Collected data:
--
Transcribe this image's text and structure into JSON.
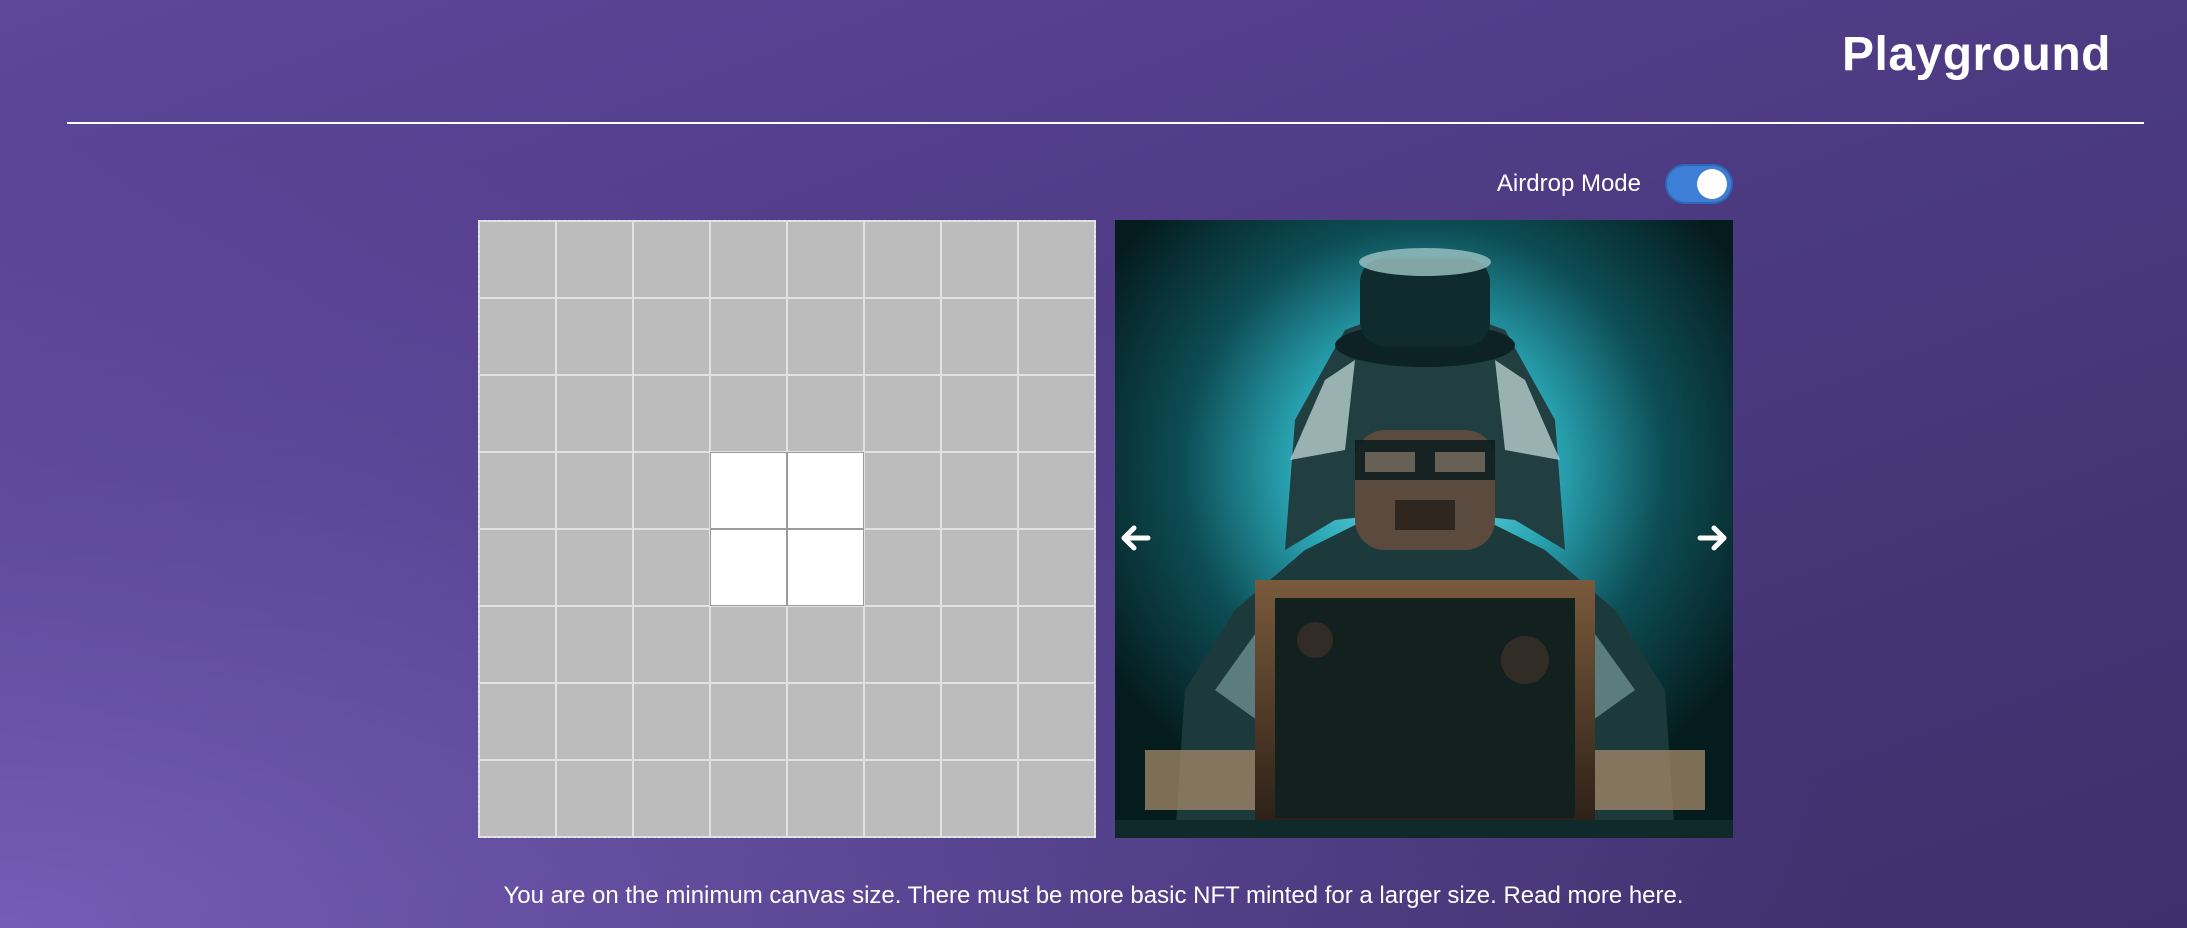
{
  "header": {
    "title": "Playground"
  },
  "airdrop": {
    "label": "Airdrop Mode",
    "enabled": true
  },
  "canvas": {
    "rows": 8,
    "cols": 8,
    "filled_cells": [
      [
        3,
        3
      ],
      [
        3,
        4
      ],
      [
        4,
        3
      ],
      [
        4,
        4
      ]
    ]
  },
  "footer": {
    "note": "You are on the minimum canvas size. There must be more basic NFT minted for a larger size. Read more here."
  },
  "icons": {
    "prev": "arrow-left-icon",
    "next": "arrow-right-icon"
  },
  "colors": {
    "toggle_on": "#3d7ed6",
    "cell_empty": "#bcbcbc",
    "cell_filled": "#ffffff"
  }
}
--
**Written request:** Copy the records exactly as they appear, excluding images.

**Output:**
Transcribe this image's text and structure into JSON.
{
  "header": {
    "title": "Playground"
  },
  "airdrop": {
    "label": "Airdrop Mode",
    "enabled": true
  },
  "canvas": {
    "rows": 8,
    "cols": 8,
    "filled_cells": [
      [
        3,
        3
      ],
      [
        3,
        4
      ],
      [
        4,
        3
      ],
      [
        4,
        4
      ]
    ]
  },
  "footer": {
    "note": "You are on the minimum canvas size. There must be more basic NFT minted for a larger size. Read more here."
  },
  "icons": {
    "prev": "arrow-left-icon",
    "next": "arrow-right-icon"
  },
  "colors": {
    "toggle_on": "#3d7ed6",
    "cell_empty": "#bcbcbc",
    "cell_filled": "#ffffff"
  }
}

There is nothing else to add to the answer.